Direction
What is the number of lines containing the string "this"? Answer with the number only.

(Saved entries)
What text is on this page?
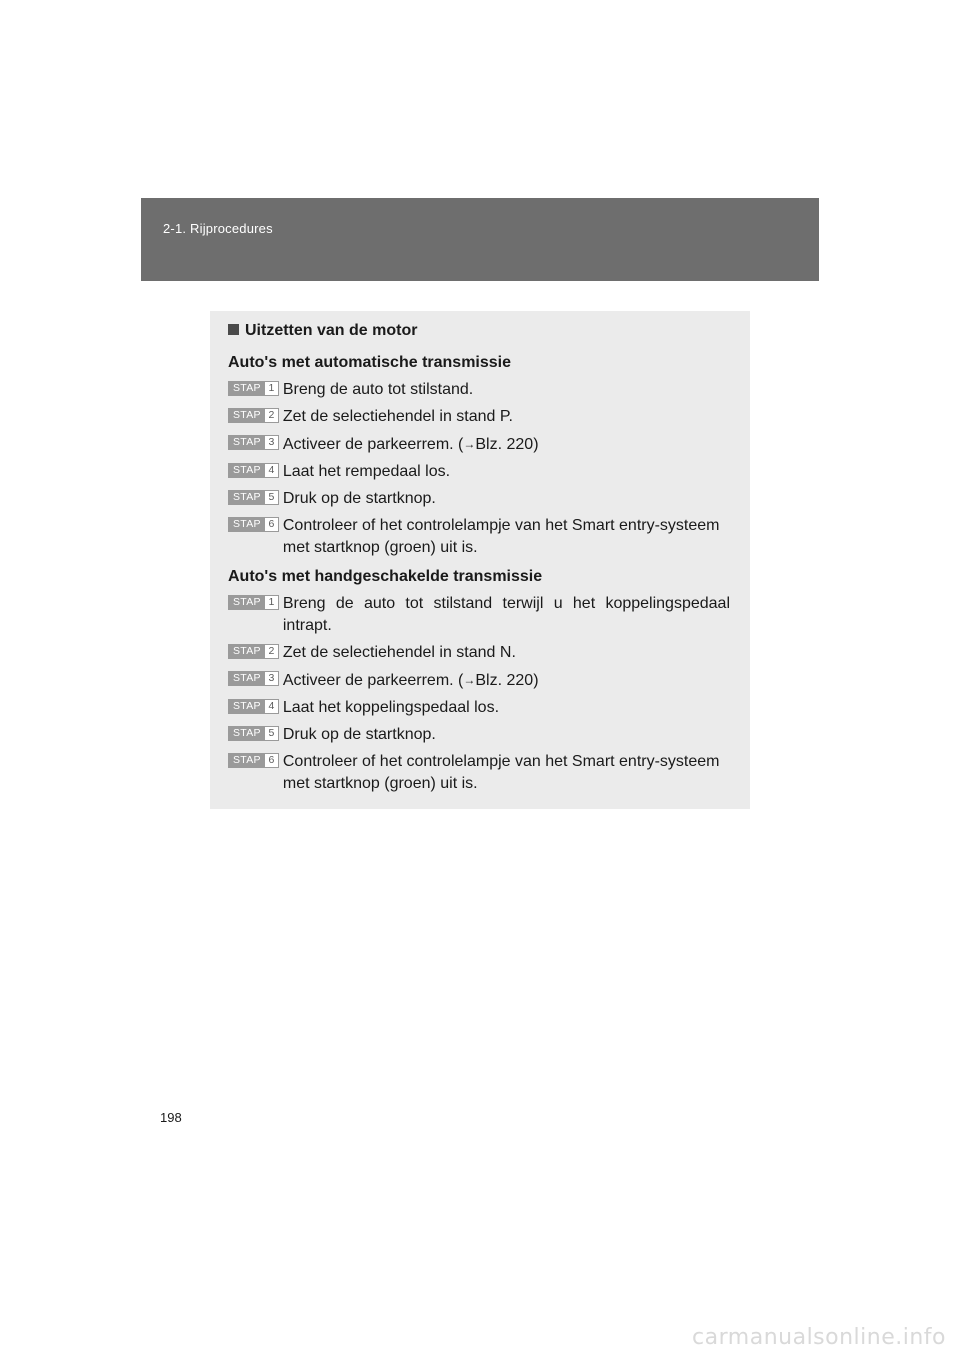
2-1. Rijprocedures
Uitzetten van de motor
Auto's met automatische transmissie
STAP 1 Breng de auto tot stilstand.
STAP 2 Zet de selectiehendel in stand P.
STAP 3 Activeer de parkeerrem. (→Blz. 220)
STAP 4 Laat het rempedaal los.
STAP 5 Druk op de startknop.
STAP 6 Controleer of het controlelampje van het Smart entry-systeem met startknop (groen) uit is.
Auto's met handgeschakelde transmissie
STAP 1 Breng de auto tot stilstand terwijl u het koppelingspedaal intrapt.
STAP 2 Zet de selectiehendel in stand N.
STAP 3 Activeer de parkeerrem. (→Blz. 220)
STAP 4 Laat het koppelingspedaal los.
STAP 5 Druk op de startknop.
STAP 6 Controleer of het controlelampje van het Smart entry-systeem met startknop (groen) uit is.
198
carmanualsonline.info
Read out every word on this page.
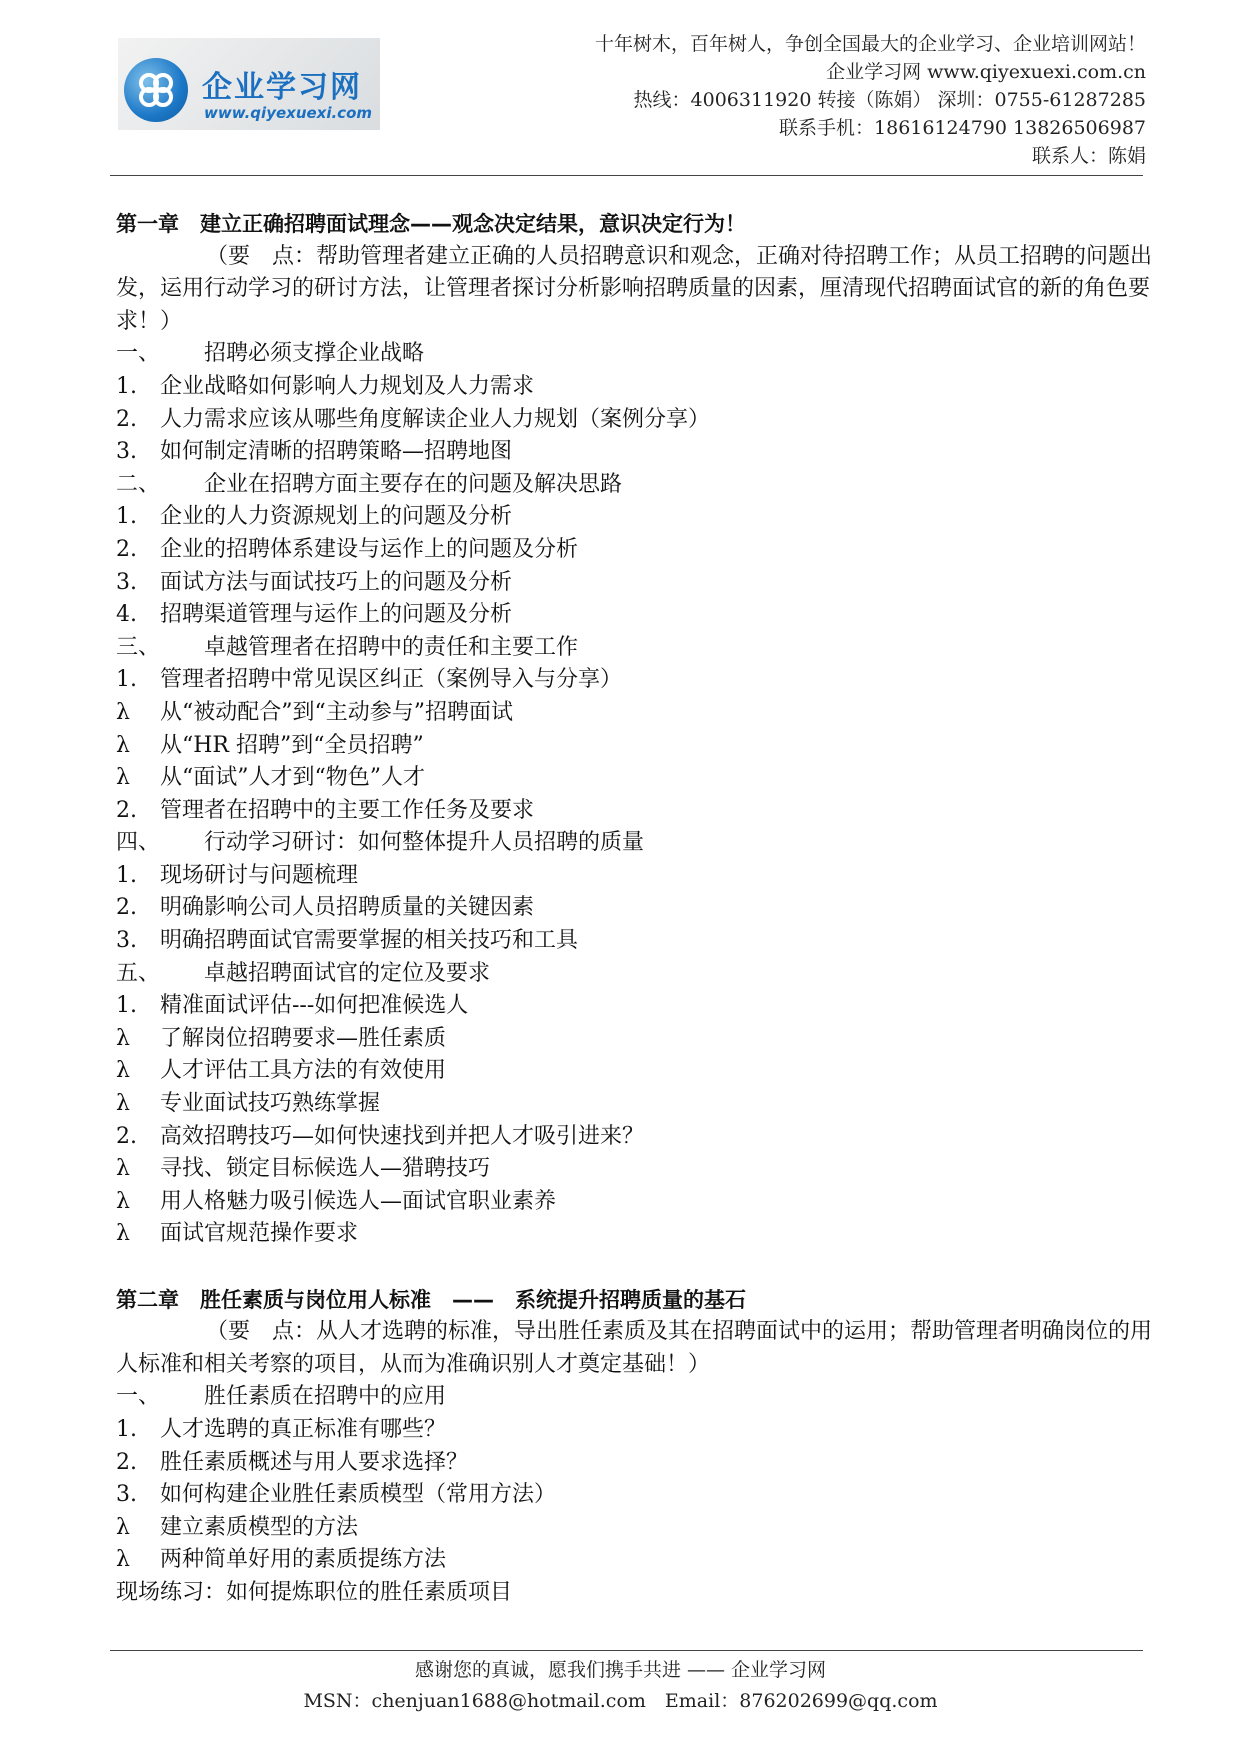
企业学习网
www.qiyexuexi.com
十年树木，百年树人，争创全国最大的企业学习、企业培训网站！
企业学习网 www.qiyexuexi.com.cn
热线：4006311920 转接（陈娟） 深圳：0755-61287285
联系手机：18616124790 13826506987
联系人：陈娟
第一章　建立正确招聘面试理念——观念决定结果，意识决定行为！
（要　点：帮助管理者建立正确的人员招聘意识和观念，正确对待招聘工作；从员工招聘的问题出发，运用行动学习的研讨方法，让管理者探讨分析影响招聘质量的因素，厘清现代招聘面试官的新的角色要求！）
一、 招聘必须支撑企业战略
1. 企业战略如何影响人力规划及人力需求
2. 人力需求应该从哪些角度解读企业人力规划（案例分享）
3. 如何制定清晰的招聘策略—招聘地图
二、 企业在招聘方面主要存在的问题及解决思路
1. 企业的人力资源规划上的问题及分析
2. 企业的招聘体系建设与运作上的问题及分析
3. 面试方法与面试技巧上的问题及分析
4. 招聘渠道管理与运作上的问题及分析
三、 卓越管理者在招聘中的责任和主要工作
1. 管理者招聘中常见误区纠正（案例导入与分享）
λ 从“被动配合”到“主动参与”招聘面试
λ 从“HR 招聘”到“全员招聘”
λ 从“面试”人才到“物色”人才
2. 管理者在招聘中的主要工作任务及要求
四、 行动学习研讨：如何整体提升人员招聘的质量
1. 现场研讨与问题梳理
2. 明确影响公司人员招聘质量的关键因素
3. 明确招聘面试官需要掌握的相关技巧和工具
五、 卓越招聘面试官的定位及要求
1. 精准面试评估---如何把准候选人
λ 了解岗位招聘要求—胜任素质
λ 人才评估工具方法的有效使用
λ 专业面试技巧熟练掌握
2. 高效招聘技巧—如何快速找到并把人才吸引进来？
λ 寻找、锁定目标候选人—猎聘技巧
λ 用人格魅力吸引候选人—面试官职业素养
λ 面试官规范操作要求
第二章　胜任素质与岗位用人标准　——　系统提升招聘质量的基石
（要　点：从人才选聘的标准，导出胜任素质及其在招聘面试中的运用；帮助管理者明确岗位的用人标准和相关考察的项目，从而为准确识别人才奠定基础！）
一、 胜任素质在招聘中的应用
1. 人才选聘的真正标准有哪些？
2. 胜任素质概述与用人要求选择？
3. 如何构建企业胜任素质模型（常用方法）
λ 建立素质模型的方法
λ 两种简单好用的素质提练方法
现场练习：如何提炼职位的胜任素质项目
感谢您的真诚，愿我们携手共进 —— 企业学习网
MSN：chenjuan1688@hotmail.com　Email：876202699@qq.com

* * *

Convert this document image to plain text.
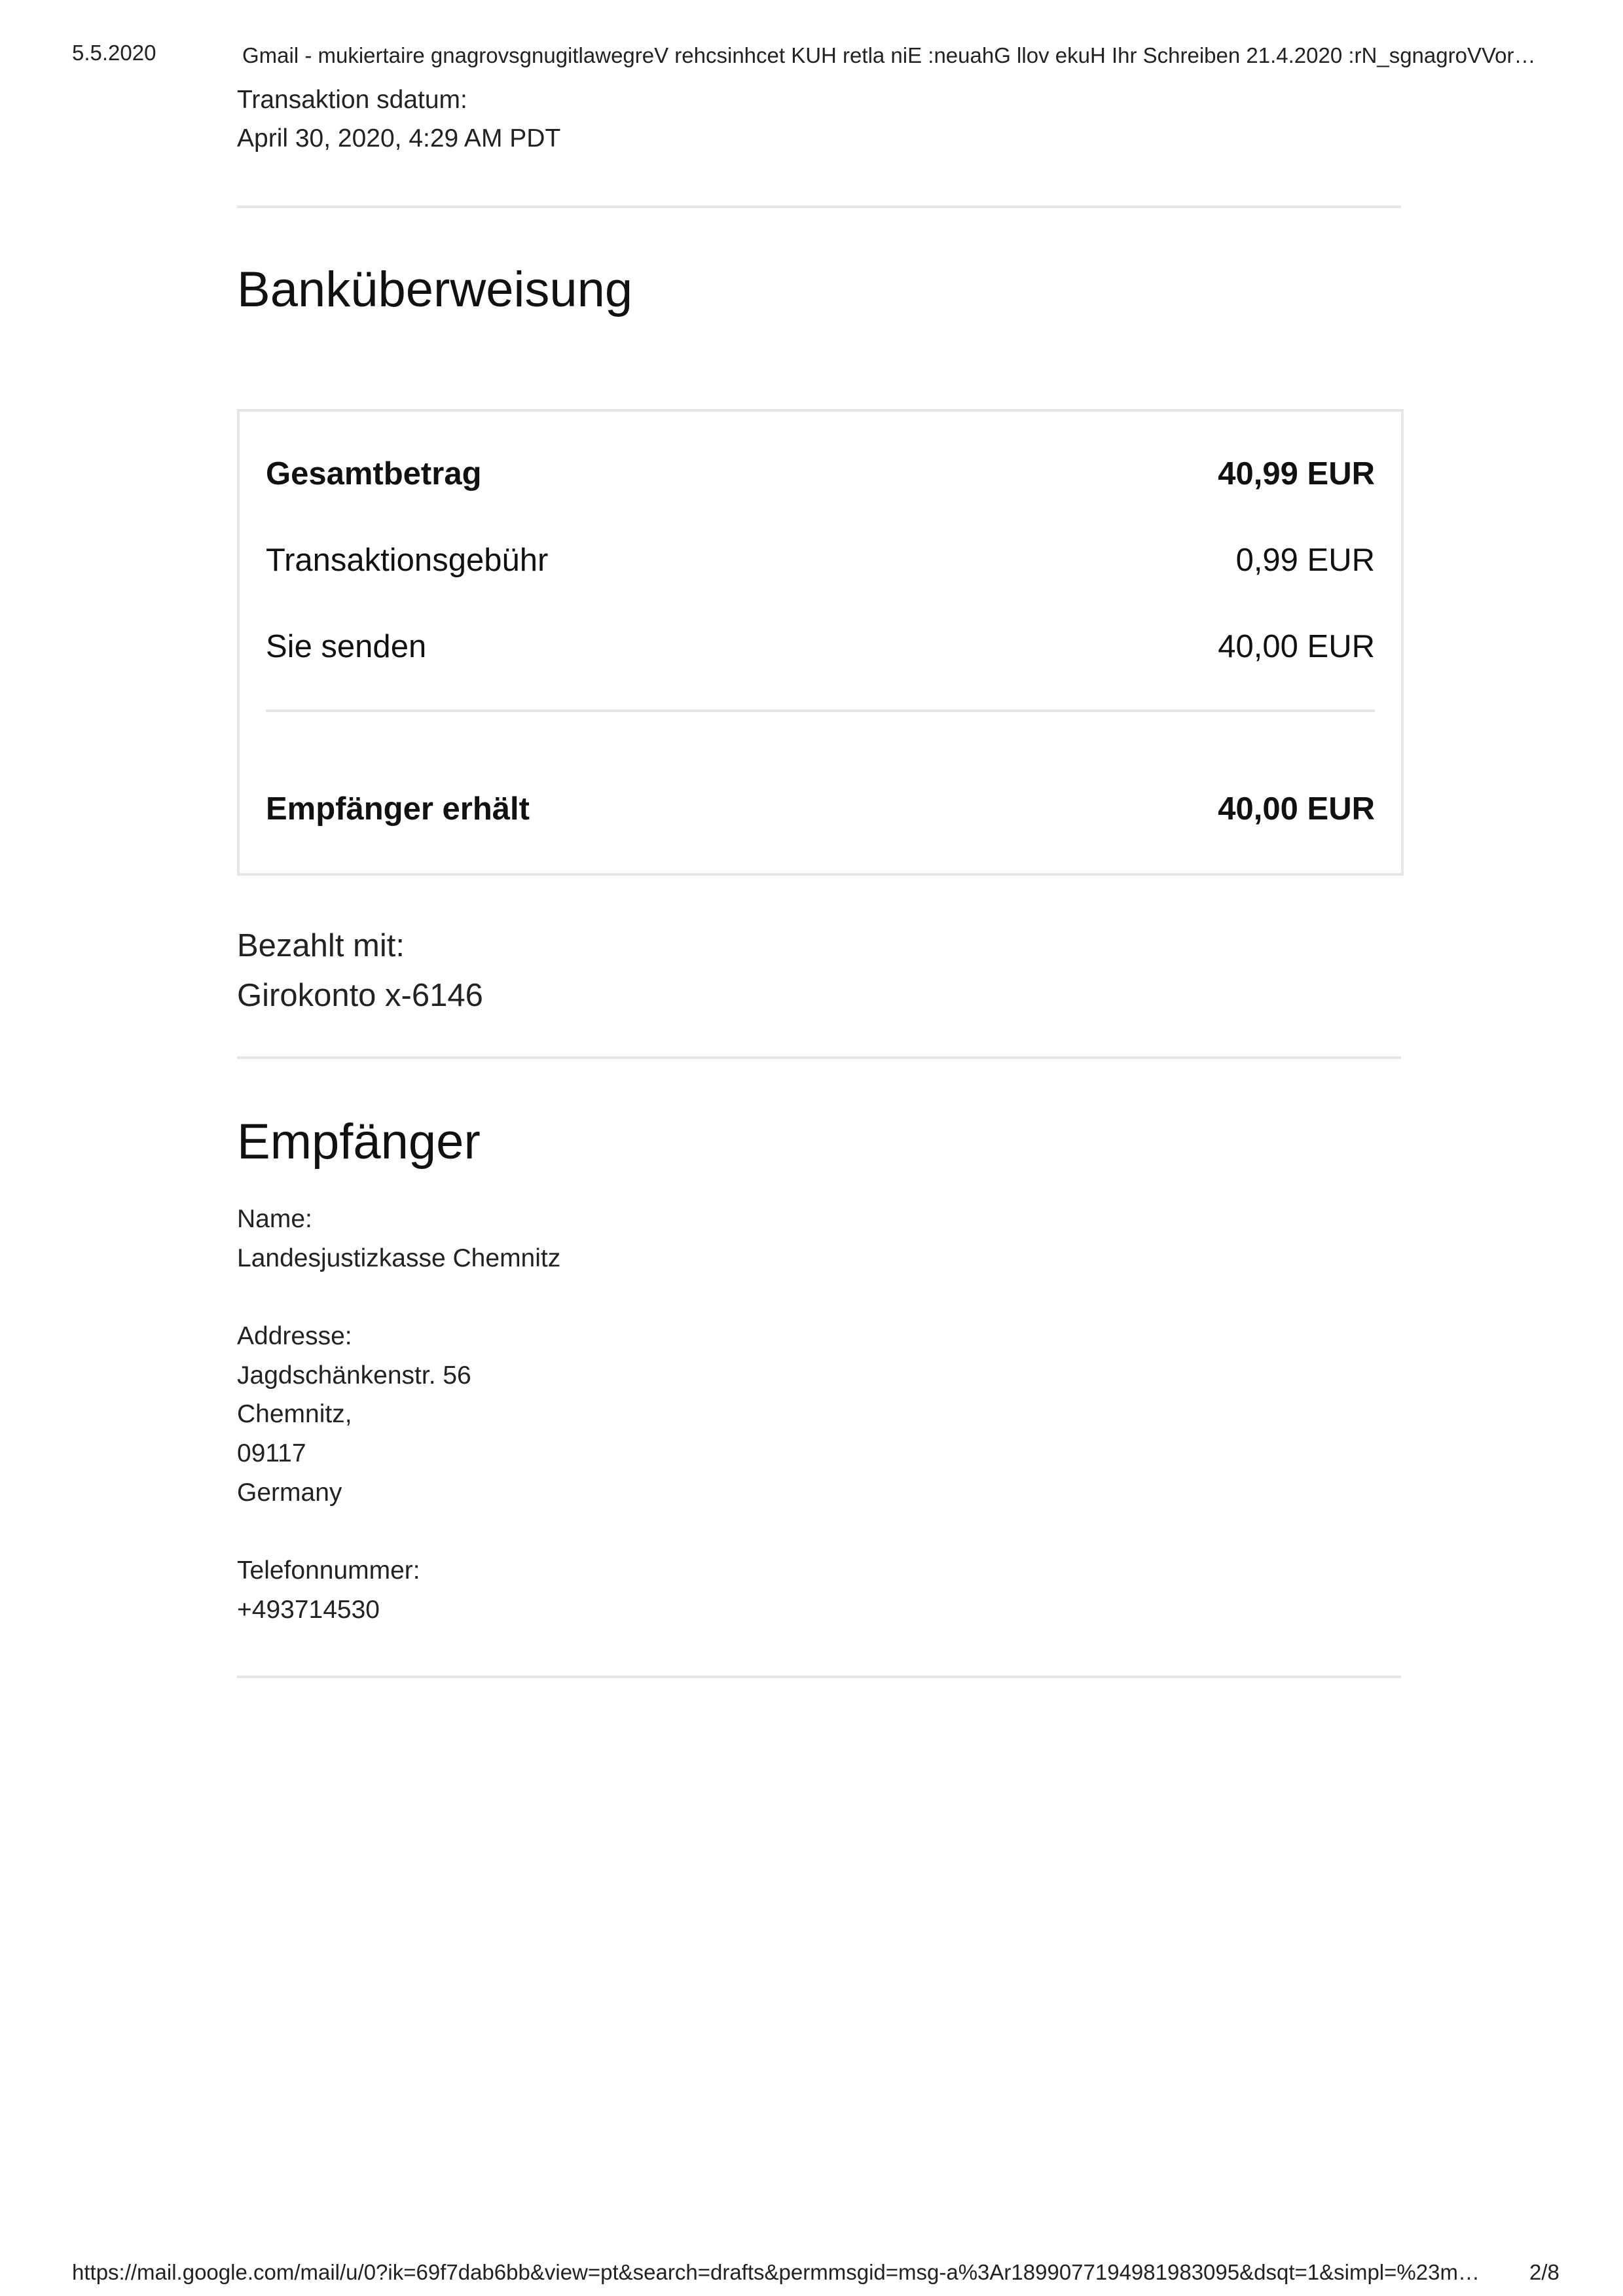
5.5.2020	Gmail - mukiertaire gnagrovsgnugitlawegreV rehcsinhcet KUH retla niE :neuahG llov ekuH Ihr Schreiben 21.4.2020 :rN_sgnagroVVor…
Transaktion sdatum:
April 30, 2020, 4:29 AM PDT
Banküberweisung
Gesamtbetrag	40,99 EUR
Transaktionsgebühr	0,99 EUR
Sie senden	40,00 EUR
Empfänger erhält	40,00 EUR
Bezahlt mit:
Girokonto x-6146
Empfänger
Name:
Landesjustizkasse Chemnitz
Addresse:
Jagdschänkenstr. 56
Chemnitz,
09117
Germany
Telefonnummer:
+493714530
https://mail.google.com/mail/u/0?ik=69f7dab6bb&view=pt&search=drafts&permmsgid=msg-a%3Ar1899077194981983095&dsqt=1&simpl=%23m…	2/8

Response to the task
3